Exercise goal:
Reproduce every line of the entries below word for word, with nothing altered or left out.
___ Given entries
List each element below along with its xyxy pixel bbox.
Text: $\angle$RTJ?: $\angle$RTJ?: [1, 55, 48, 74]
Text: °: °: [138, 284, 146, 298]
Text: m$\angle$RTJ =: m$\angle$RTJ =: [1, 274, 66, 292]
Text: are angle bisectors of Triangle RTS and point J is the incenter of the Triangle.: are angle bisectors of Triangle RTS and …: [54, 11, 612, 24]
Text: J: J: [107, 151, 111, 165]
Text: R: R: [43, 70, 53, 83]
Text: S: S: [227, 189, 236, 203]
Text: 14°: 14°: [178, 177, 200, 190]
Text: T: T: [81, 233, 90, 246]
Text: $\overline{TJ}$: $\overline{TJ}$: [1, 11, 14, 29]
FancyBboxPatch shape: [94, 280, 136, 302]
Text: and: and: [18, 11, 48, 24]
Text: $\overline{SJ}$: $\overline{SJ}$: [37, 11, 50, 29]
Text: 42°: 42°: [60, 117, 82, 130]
______
Result of this task:
List each element below along with its xyxy pixel bbox.
Text: $\angle$RTJ?: $\angle$RTJ?: [1, 55, 48, 74]
Text: °: °: [138, 284, 146, 298]
Text: m$\angle$RTJ =: m$\angle$RTJ =: [1, 274, 66, 292]
Text: are angle bisectors of Triangle RTS and point J is the incenter of the Triangle.: are angle bisectors of Triangle RTS and …: [54, 11, 612, 24]
Text: J: J: [107, 151, 111, 165]
Text: R: R: [43, 70, 53, 83]
Text: S: S: [227, 189, 236, 203]
Text: 14°: 14°: [178, 177, 200, 190]
Text: T: T: [81, 233, 90, 246]
Text: $\overline{TJ}$: $\overline{TJ}$: [1, 11, 14, 29]
FancyBboxPatch shape: [94, 280, 136, 302]
Text: and: and: [18, 11, 48, 24]
Text: $\overline{SJ}$: $\overline{SJ}$: [37, 11, 50, 29]
Text: 42°: 42°: [60, 117, 82, 130]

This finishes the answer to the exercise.